#### PROBLEM:
Could you copy out the listing below line for line, with no changes?

#### EXERCISE MATERIALS:
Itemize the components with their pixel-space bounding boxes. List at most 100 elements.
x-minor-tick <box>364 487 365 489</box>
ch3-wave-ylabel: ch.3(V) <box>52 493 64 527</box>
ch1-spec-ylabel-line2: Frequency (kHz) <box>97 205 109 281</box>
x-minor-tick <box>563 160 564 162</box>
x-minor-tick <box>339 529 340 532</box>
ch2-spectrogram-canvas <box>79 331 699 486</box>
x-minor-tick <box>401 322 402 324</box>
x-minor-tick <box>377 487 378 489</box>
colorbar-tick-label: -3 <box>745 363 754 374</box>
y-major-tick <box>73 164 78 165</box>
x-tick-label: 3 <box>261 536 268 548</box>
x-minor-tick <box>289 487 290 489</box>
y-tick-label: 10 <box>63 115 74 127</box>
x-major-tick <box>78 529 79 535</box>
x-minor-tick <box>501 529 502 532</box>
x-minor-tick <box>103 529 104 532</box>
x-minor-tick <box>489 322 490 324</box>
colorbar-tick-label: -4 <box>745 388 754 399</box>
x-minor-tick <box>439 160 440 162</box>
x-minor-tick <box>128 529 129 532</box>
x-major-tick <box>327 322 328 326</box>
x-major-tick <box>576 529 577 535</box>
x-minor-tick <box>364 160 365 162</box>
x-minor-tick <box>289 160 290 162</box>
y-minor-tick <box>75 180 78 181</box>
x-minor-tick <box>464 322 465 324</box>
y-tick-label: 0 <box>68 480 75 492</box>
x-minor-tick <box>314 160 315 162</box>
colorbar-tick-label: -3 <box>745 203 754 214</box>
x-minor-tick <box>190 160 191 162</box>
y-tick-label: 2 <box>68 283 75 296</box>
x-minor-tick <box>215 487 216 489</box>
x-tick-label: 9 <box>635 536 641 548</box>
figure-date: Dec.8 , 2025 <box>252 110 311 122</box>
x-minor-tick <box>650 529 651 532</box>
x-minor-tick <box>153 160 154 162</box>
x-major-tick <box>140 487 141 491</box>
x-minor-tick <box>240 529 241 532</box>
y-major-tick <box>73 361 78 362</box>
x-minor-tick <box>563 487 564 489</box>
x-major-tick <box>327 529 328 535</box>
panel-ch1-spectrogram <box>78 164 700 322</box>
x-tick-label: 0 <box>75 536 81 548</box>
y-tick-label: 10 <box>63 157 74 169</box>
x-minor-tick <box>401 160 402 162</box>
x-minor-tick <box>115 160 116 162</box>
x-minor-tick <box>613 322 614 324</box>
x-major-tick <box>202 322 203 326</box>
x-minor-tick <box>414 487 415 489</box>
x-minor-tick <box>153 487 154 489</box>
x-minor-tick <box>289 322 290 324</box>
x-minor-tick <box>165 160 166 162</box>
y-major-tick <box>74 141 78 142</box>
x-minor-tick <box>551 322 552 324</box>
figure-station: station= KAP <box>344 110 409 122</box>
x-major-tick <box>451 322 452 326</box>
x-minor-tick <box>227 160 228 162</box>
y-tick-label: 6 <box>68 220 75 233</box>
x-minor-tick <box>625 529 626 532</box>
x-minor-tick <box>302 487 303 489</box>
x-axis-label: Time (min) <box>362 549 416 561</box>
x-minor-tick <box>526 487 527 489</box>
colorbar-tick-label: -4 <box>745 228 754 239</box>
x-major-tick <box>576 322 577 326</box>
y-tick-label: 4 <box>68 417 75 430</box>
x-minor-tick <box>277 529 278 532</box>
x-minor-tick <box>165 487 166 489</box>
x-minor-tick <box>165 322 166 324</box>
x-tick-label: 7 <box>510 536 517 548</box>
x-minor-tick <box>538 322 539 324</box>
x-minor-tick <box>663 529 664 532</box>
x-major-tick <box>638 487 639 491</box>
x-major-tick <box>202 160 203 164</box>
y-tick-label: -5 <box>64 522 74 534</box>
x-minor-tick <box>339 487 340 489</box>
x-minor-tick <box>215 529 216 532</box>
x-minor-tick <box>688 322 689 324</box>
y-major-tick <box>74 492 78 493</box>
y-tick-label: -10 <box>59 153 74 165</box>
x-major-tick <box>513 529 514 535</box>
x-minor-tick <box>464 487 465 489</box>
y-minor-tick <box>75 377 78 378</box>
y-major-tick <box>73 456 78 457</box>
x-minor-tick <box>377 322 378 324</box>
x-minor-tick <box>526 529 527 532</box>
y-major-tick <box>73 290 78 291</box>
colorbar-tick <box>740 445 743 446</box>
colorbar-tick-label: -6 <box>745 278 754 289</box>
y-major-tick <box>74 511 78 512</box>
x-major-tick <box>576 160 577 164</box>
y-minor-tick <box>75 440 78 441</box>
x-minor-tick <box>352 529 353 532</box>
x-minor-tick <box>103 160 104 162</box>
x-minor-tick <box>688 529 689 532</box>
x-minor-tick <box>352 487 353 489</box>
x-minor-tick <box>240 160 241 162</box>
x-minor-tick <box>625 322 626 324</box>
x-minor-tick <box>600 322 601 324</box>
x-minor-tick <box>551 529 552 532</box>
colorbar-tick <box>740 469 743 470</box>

#### SOLVED EXERCISE:
Itemize the components with their pixel-space bounding boxes. List at most 100 elements.
x-minor-tick <box>364 487 365 489</box>
ch3-wave-ylabel: ch.3(V) <box>52 493 64 527</box>
ch1-spec-ylabel-line2: Frequency (kHz) <box>97 205 109 281</box>
x-minor-tick <box>563 160 564 162</box>
x-minor-tick <box>339 529 340 532</box>
ch2-spectrogram-canvas <box>79 331 699 486</box>
x-minor-tick <box>401 322 402 324</box>
x-minor-tick <box>377 487 378 489</box>
colorbar-tick-label: -3 <box>745 363 754 374</box>
y-major-tick <box>73 164 78 165</box>
x-tick-label: 3 <box>261 536 268 548</box>
x-minor-tick <box>289 487 290 489</box>
y-tick-label: 10 <box>63 115 74 127</box>
x-major-tick <box>78 529 79 535</box>
x-minor-tick <box>501 529 502 532</box>
x-minor-tick <box>103 529 104 532</box>
x-minor-tick <box>489 322 490 324</box>
colorbar-tick-label: -4 <box>745 388 754 399</box>
x-minor-tick <box>439 160 440 162</box>
x-minor-tick <box>128 529 129 532</box>
x-major-tick <box>327 322 328 326</box>
x-major-tick <box>576 529 577 535</box>
x-minor-tick <box>364 160 365 162</box>
x-minor-tick <box>289 160 290 162</box>
y-minor-tick <box>75 180 78 181</box>
x-minor-tick <box>464 322 465 324</box>
y-tick-label: 0 <box>68 480 75 492</box>
x-minor-tick <box>314 160 315 162</box>
colorbar-tick-label: -3 <box>745 203 754 214</box>
x-minor-tick <box>190 160 191 162</box>
y-tick-label: 2 <box>68 283 75 296</box>
x-minor-tick <box>215 487 216 489</box>
x-tick-label: 9 <box>635 536 641 548</box>
figure-date: Dec.8 , 2025 <box>252 110 311 122</box>
x-minor-tick <box>650 529 651 532</box>
x-minor-tick <box>153 160 154 162</box>
x-major-tick <box>140 487 141 491</box>
x-minor-tick <box>240 529 241 532</box>
y-major-tick <box>73 361 78 362</box>
x-minor-tick <box>563 487 564 489</box>
x-major-tick <box>327 529 328 535</box>
panel-ch1-spectrogram <box>78 164 700 322</box>
x-tick-label: 0 <box>75 536 81 548</box>
y-tick-label: 10 <box>63 157 74 169</box>
x-minor-tick <box>401 160 402 162</box>
x-minor-tick <box>115 160 116 162</box>
x-minor-tick <box>613 322 614 324</box>
x-major-tick <box>202 322 203 326</box>
x-minor-tick <box>414 487 415 489</box>
x-minor-tick <box>153 487 154 489</box>
x-minor-tick <box>289 322 290 324</box>
x-minor-tick <box>165 160 166 162</box>
y-major-tick <box>74 141 78 142</box>
x-minor-tick <box>551 322 552 324</box>
figure-station: station= KAP <box>344 110 409 122</box>
x-major-tick <box>451 322 452 326</box>
x-minor-tick <box>227 160 228 162</box>
y-tick-label: 6 <box>68 220 75 233</box>
x-minor-tick <box>625 529 626 532</box>
x-minor-tick <box>302 487 303 489</box>
x-axis-label: Time (min) <box>362 549 416 561</box>
x-minor-tick <box>526 487 527 489</box>
colorbar-tick-label: -4 <box>745 228 754 239</box>
x-major-tick <box>576 322 577 326</box>
y-tick-label: 4 <box>68 417 75 430</box>
x-minor-tick <box>277 529 278 532</box>
x-minor-tick <box>165 487 166 489</box>
x-minor-tick <box>165 322 166 324</box>
x-tick-label: 7 <box>510 536 517 548</box>
x-minor-tick <box>538 322 539 324</box>
x-minor-tick <box>663 529 664 532</box>
x-major-tick <box>638 487 639 491</box>
x-major-tick <box>202 160 203 164</box>
y-tick-label: -5 <box>64 522 74 534</box>
x-minor-tick <box>339 487 340 489</box>
x-minor-tick <box>215 529 216 532</box>
x-minor-tick <box>688 322 689 324</box>
y-major-tick <box>74 492 78 493</box>
y-tick-label: -10 <box>59 153 74 165</box>
x-major-tick <box>513 529 514 535</box>
x-minor-tick <box>464 487 465 489</box>
y-minor-tick <box>75 377 78 378</box>
y-major-tick <box>73 456 78 457</box>
x-minor-tick <box>377 322 378 324</box>
x-minor-tick <box>526 529 527 532</box>
y-major-tick <box>73 290 78 291</box>
colorbar-tick <box>740 445 743 446</box>
colorbar-tick-label: -6 <box>745 278 754 289</box>
y-major-tick <box>74 511 78 512</box>
x-major-tick <box>576 160 577 164</box>
y-minor-tick <box>75 440 78 441</box>
x-minor-tick <box>352 529 353 532</box>
x-minor-tick <box>103 160 104 162</box>
x-minor-tick <box>688 529 689 532</box>
x-minor-tick <box>352 487 353 489</box>
x-minor-tick <box>240 160 241 162</box>
x-minor-tick <box>625 322 626 324</box>
x-minor-tick <box>600 322 601 324</box>
x-minor-tick <box>551 529 552 532</box>
colorbar-tick <box>740 469 743 470</box>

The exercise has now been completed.